Written instruction: Your task is to gather the lines below that hold the string "screenshot".

====

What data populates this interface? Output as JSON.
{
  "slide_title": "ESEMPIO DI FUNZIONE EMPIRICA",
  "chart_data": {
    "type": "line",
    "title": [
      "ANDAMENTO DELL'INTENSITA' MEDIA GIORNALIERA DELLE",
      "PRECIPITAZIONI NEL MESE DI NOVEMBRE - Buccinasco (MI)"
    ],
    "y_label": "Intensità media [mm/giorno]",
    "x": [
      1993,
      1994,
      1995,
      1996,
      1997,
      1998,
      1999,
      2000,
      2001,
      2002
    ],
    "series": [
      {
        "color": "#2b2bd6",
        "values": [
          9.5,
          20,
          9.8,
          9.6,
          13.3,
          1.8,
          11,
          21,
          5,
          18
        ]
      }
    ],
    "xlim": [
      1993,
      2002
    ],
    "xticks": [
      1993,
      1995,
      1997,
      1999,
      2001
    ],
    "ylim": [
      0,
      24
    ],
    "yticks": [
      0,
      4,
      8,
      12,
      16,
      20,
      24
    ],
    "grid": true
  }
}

====

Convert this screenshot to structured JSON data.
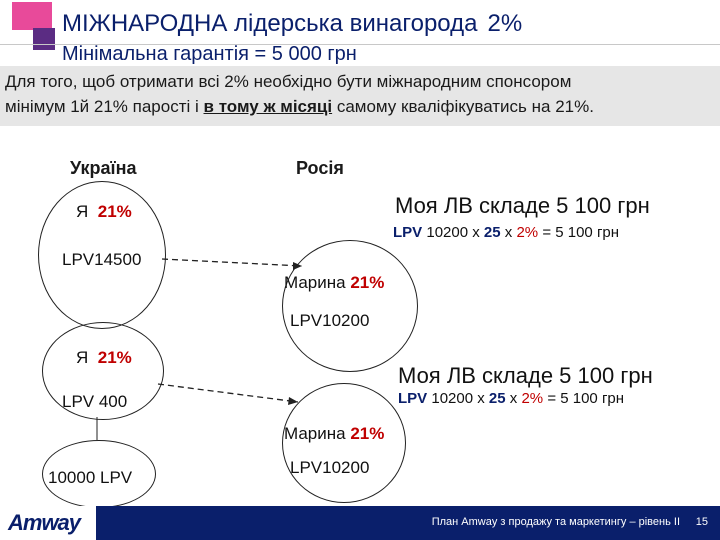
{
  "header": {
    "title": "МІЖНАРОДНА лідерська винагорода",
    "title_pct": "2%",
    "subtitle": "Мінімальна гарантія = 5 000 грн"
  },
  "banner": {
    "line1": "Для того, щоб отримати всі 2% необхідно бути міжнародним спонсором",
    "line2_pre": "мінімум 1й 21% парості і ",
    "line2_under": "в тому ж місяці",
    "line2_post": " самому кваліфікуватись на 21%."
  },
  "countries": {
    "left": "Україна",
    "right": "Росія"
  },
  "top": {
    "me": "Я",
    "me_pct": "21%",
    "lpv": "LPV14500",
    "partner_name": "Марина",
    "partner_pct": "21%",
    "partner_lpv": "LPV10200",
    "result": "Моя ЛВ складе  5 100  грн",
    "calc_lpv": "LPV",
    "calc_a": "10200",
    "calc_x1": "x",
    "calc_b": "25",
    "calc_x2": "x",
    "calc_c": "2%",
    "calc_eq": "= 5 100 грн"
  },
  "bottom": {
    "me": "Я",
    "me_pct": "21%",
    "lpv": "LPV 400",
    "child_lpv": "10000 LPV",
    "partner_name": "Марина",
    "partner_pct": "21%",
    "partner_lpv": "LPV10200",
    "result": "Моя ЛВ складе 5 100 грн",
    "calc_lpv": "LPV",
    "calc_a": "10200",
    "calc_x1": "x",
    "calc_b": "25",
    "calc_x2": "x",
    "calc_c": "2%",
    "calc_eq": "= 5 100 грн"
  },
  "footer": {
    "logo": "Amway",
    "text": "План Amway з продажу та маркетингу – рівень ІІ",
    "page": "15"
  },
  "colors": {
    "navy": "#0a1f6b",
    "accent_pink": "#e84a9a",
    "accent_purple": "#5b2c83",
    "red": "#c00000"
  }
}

====

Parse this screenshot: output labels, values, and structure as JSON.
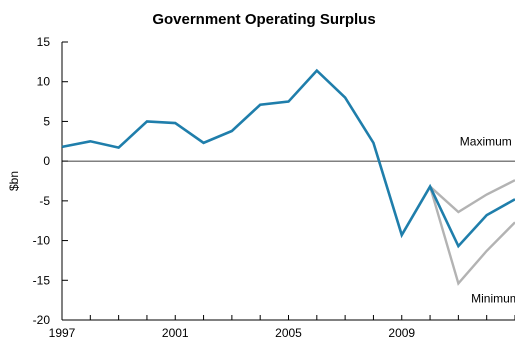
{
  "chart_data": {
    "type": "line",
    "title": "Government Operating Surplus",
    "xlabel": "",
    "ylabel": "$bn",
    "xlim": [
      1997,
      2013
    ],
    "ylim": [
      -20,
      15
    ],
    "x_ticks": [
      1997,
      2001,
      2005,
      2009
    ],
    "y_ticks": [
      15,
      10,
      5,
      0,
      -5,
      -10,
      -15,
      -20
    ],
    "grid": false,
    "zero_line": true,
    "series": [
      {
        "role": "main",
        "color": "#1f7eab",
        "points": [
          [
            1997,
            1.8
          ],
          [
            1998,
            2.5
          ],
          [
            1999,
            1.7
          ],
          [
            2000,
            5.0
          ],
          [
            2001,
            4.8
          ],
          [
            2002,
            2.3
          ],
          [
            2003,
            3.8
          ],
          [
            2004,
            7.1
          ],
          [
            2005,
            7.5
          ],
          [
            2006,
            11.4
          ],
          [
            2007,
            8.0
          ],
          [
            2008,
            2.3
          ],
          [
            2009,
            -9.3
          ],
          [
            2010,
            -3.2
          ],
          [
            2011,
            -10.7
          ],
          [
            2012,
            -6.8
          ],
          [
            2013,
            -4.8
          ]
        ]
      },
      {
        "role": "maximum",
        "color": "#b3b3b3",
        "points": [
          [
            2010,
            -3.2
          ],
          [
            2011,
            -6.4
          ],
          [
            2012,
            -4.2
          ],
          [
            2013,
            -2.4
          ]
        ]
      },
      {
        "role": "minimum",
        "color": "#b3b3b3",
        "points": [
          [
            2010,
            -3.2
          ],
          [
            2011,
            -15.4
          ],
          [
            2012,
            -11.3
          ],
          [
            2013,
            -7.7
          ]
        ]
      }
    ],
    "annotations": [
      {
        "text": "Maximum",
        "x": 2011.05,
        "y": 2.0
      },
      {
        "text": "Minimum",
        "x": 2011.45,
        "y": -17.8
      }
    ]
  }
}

====

Output:
Convert this screenshot to structured JSON data.
Parse this screenshot: output labels, values, and structure as JSON.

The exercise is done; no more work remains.